(Recorded data)

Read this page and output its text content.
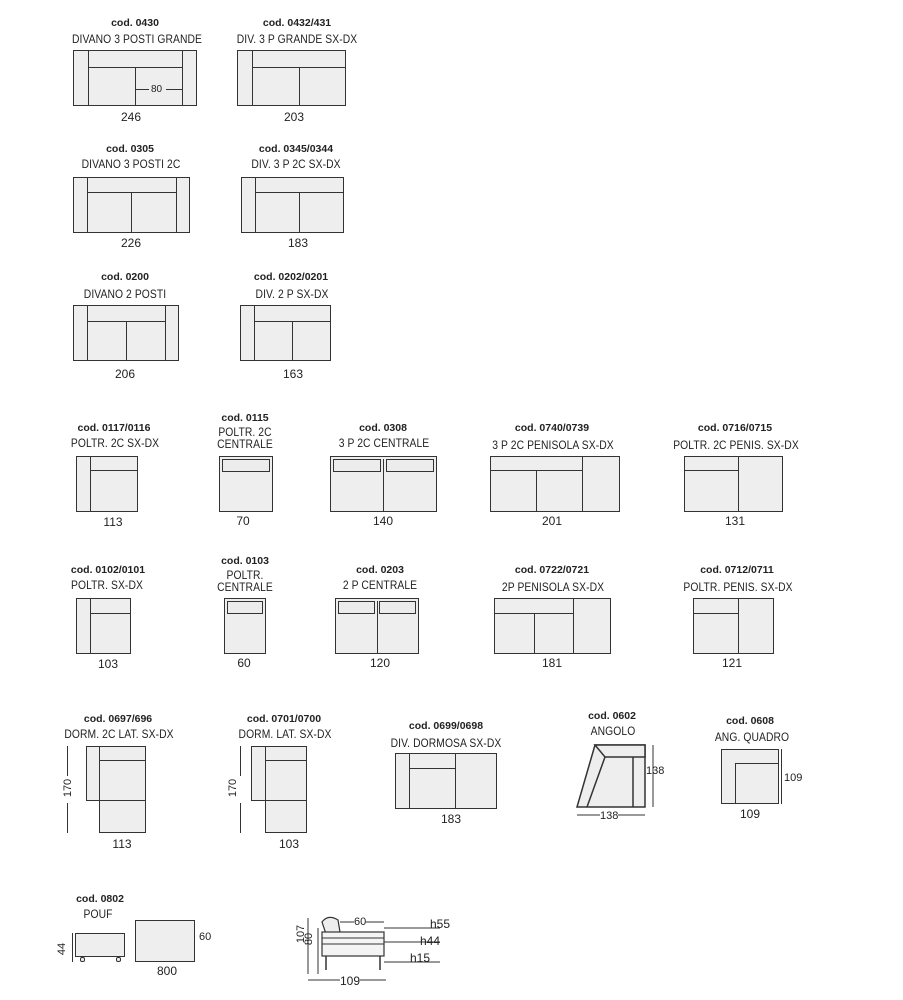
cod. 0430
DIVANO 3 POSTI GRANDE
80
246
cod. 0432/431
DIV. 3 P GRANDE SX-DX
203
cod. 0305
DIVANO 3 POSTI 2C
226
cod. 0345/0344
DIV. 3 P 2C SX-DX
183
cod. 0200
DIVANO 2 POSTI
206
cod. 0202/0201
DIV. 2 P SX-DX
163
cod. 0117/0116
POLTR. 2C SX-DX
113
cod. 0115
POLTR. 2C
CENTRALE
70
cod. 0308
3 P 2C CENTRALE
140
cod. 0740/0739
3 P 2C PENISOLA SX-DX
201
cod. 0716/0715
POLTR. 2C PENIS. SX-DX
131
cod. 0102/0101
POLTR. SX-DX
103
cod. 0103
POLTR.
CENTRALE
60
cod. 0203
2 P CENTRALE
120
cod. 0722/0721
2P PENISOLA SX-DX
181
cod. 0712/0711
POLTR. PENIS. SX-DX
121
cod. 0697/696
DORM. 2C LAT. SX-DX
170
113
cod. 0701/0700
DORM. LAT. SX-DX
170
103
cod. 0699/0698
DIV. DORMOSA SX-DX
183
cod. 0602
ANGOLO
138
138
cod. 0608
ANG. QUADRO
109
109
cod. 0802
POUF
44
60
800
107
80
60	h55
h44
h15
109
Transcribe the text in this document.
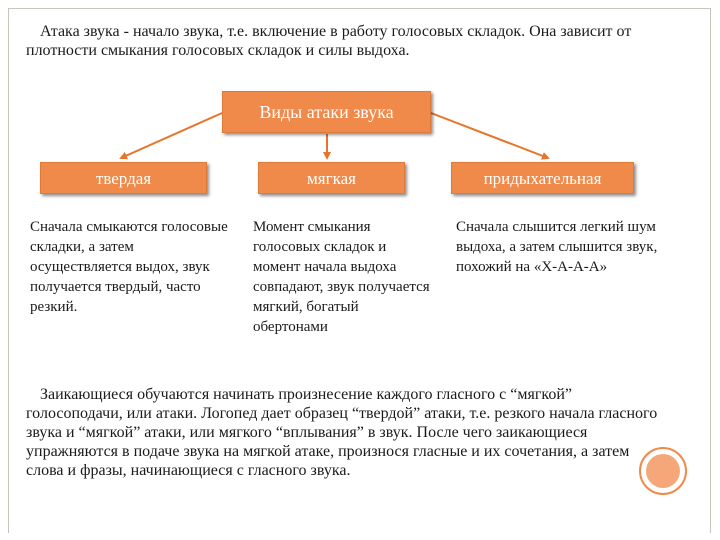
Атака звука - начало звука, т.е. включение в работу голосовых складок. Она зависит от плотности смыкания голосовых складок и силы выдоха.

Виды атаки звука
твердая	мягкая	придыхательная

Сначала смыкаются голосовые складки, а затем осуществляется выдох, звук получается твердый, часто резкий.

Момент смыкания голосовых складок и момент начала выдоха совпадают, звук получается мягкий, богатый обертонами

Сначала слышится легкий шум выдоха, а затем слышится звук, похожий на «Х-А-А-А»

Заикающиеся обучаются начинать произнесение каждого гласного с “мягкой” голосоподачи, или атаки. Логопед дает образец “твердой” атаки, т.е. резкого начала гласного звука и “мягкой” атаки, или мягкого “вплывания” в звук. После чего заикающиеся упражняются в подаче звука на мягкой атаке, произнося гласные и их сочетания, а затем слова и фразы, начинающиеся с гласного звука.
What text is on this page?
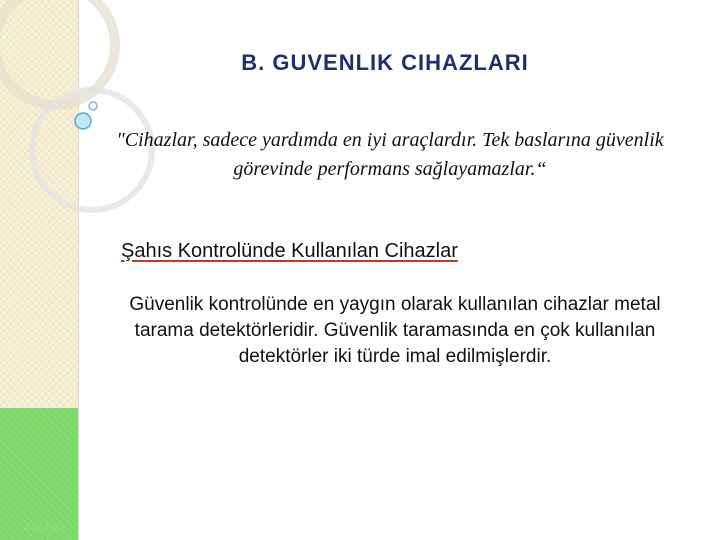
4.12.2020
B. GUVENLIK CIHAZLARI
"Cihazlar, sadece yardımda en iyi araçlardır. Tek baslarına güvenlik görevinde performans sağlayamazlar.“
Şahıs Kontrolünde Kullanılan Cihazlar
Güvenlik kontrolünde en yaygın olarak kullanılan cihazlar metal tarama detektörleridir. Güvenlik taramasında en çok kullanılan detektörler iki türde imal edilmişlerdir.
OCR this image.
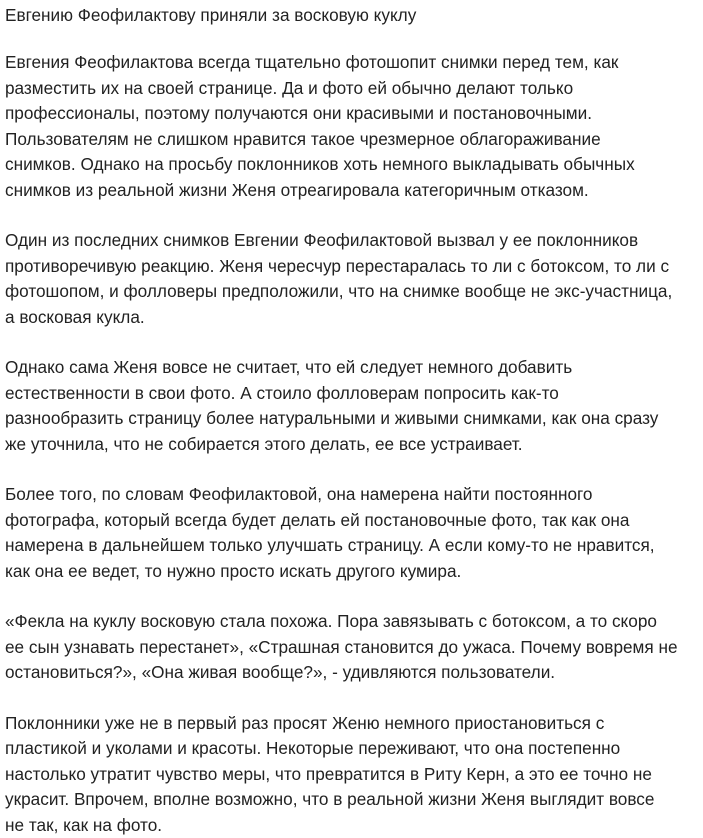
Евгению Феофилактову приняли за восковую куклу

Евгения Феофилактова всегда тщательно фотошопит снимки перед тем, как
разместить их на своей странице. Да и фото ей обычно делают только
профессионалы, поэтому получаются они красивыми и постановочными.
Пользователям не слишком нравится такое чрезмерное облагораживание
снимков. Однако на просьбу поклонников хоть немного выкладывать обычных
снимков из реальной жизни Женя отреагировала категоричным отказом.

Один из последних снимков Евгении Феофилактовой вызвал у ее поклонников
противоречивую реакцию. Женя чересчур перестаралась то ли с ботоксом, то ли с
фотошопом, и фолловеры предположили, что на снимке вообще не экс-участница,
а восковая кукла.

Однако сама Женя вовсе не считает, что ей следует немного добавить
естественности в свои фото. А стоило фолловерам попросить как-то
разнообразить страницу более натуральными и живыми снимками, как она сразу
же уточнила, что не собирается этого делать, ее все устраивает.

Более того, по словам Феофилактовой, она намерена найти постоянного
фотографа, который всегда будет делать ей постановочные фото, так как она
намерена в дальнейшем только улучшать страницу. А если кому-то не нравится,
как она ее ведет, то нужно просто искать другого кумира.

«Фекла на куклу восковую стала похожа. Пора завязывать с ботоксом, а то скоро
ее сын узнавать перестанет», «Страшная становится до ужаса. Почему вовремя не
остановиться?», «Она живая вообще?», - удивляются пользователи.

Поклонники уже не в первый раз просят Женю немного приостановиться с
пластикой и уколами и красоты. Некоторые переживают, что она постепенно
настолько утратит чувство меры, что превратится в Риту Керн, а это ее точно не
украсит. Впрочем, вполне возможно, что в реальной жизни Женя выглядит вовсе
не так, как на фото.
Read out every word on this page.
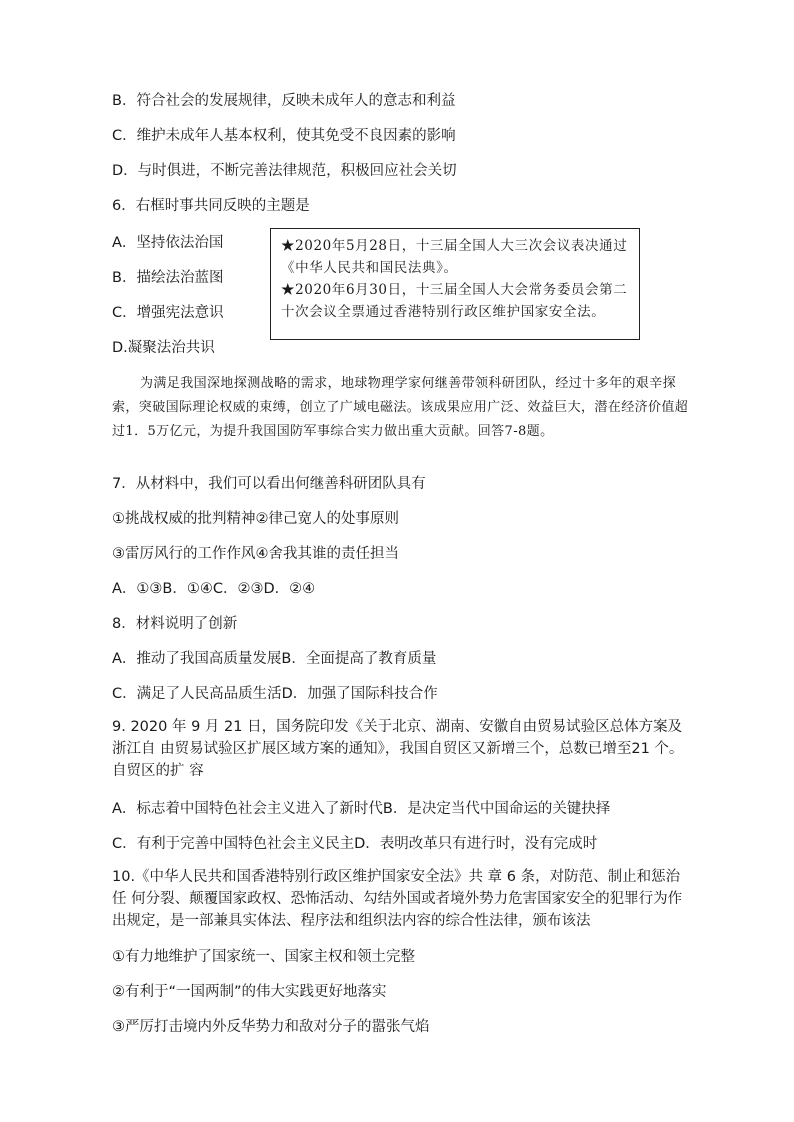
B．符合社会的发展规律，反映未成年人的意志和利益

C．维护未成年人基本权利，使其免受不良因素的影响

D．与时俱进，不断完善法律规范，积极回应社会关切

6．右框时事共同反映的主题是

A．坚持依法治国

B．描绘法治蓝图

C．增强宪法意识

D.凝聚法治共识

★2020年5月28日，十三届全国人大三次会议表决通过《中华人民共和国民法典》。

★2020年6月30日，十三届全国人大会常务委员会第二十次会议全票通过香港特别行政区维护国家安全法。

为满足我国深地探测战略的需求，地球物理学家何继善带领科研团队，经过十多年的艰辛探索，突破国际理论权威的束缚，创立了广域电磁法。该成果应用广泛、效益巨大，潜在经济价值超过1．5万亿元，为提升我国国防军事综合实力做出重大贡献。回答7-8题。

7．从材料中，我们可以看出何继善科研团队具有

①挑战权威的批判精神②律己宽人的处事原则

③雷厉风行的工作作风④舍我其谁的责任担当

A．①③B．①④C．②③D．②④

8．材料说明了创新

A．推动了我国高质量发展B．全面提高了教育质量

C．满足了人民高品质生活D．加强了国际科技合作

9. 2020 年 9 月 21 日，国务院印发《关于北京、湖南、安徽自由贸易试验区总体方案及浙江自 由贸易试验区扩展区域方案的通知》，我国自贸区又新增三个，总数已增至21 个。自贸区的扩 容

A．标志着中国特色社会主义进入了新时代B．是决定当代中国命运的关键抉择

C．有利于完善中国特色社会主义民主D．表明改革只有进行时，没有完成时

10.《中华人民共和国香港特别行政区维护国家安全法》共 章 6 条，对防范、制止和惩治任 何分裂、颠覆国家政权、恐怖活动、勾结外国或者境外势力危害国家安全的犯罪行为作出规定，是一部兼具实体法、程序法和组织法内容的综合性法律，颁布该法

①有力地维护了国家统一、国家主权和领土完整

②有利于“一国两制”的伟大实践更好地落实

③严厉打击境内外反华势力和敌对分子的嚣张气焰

◆ Stated exercise ◆
Copy the records above exactly, leaving out every picture.

◆ Full output ◆
Read this page and output its text content.
cod. 0430
DIVANO 3 POSTI GRANDE
80
246
cod. 0432/431
DIV. 3 P GRANDE SX-DX
203
cod. 0305
DIVANO 3 POSTI 2C
226
cod. 0345/0344
DIV. 3 P 2C SX-DX
183
cod. 0200
DIVANO 2 POSTI
206
cod. 0202/0201
DIV. 2 P SX-DX
163
cod. 0117/0116
POLTR. 2C SX-DX
113
cod. 0115
POLTR. 2C
CENTRALE
70
cod. 0308
3 P 2C CENTRALE
140
cod. 0740/0739
3 P 2C PENISOLA SX-DX
201
cod. 0716/0715
POLTR. 2C PENIS. SX-DX
131
cod. 0102/0101
POLTR. SX-DX
103
cod. 0103
POLTR.
CENTRALE
60
cod. 0203
2 P CENTRALE
120
cod. 0722/0721
2P PENISOLA SX-DX
181
cod. 0712/0711
POLTR. PENIS. SX-DX
121
cod. 0697/696
DORM. 2C LAT. SX-DX
170
113
cod. 0701/0700
DORM. LAT. SX-DX
170
103
cod. 0699/0698
DIV. DORMOSA SX-DX
183
cod. 0602
ANGOLO
138
138
cod. 0608
ANG. QUADRO
109
109
cod. 0802
POUF
44
60
800
107
80
60	h55
h44
h15
109
Transcribe the text in this document.
Атака звука - начало звука, т.е. включение в работу голосовых складок. Она зависит от плотности смыкания голосовых складок и силы выдоха.

Виды атаки звука
твердая	мягкая	придыхательная

Сначала смыкаются голосовые складки, а затем осуществляется выдох, звук получается твердый, часто резкий.

Момент смыкания голосовых складок и момент начала выдоха совпадают, звук получается мягкий, богатый обертонами

Сначала слышится легкий шум выдоха, а затем слышится звук, похожий на «Х-А-А-А»

Заикающиеся обучаются начинать произнесение каждого гласного с “мягкой” голосоподачи, или атаки. Логопед дает образец “твердой” атаки, т.е. резкого начала гласного звука и “мягкой” атаки, или мягкого “вплывания” в звук. После чего заикающиеся упражняются в подаче звука на мягкой атаке, произнося гласные и их сочетания, а затем слова и фразы, начинающиеся с гласного звука.
What text is on this page?
4.12.2020
B. GUVENLIK CIHAZLARI
"Cihazlar, sadece yardımda en iyi araçlardır. Tek baslarına güvenlik görevinde performans sağlayamazlar.“
Şahıs Kontrolünde Kullanılan Cihazlar
Güvenlik kontrolünde en yaygın olarak kullanılan cihazlar metal tarama detektörleridir. Güvenlik taramasında en çok kullanılan detektörler iki türde imal edilmişlerdir.
OCR this image.
Евгению Феофилактову приняли за восковую куклу

Евгения Феофилактова всегда тщательно фотошопит снимки перед тем, как
разместить их на своей странице. Да и фото ей обычно делают только
профессионалы, поэтому получаются они красивыми и постановочными.
Пользователям не слишком нравится такое чрезмерное облагораживание
снимков. Однако на просьбу поклонников хоть немного выкладывать обычных
снимков из реальной жизни Женя отреагировала категоричным отказом.

Один из последних снимков Евгении Феофилактовой вызвал у ее поклонников
противоречивую реакцию. Женя чересчур перестаралась то ли с ботоксом, то ли с
фотошопом, и фолловеры предположили, что на снимке вообще не экс-участница,
а восковая кукла.

Однако сама Женя вовсе не считает, что ей следует немного добавить
естественности в свои фото. А стоило фолловерам попросить как-то
разнообразить страницу более натуральными и живыми снимками, как она сразу
же уточнила, что не собирается этого делать, ее все устраивает.

Более того, по словам Феофилактовой, она намерена найти постоянного
фотографа, который всегда будет делать ей постановочные фото, так как она
намерена в дальнейшем только улучшать страницу. А если кому-то не нравится,
как она ее ведет, то нужно просто искать другого кумира.

«Фекла на куклу восковую стала похожа. Пора завязывать с ботоксом, а то скоро
ее сын узнавать перестанет», «Страшная становится до ужаса. Почему вовремя не
остановиться?», «Она живая вообще?», - удивляются пользователи.

Поклонники уже не в первый раз просят Женю немного приостановиться с
пластикой и уколами и красоты. Некоторые переживают, что она постепенно
настолько утратит чувство меры, что превратится в Риту Керн, а это ее точно не
украсит. Впрочем, вполне возможно, что в реальной жизни Женя выглядит вовсе
не так, как на фото.
Read out every word on this page.
B．符合社会的发展规律，反映未成年人的意志和利益

C．维护未成年人基本权利，使其免受不良因素的影响

D．与时俱进，不断完善法律规范，积极回应社会关切

6．右框时事共同反映的主题是

A．坚持依法治国

B．描绘法治蓝图

C．增强宪法意识

D.凝聚法治共识

★2020年5月28日，十三届全国人大三次会议表决通过《中华人民共和国民法典》。

★2020年6月30日，十三届全国人大会常务委员会第二十次会议全票通过香港特别行政区维护国家安全法。

为满足我国深地探测战略的需求，地球物理学家何继善带领科研团队，经过十多年的艰辛探索，突破国际理论权威的束缚，创立了广域电磁法。该成果应用广泛、效益巨大，潜在经济价值超过1．5万亿元，为提升我国国防军事综合实力做出重大贡献。回答7-8题。

7．从材料中，我们可以看出何继善科研团队具有

①挑战权威的批判精神②律己宽人的处事原则

③雷厉风行的工作作风④舍我其谁的责任担当

A．①③B．①④C．②③D．②④

8．材料说明了创新

A．推动了我国高质量发展B．全面提高了教育质量

C．满足了人民高品质生活D．加强了国际科技合作

9. 2020 年 9 月 21 日，国务院印发《关于北京、湖南、安徽自由贸易试验区总体方案及浙江自 由贸易试验区扩展区域方案的通知》，我国自贸区又新增三个，总数已增至21 个。自贸区的扩 容

A．标志着中国特色社会主义进入了新时代B．是决定当代中国命运的关键抉择

C．有利于完善中国特色社会主义民主D．表明改革只有进行时，没有完成时

10.《中华人民共和国香港特别行政区维护国家安全法》共 章 6 条，对防范、制止和惩治任 何分裂、颠覆国家政权、恐怖活动、勾结外国或者境外势力危害国家安全的犯罪行为作出规定，是一部兼具实体法、程序法和组织法内容的综合性法律，颁布该法

①有力地维护了国家统一、国家主权和领土完整

②有利于“一国两制”的伟大实践更好地落实

③严厉打击境内外反华势力和敌对分子的嚣张气焰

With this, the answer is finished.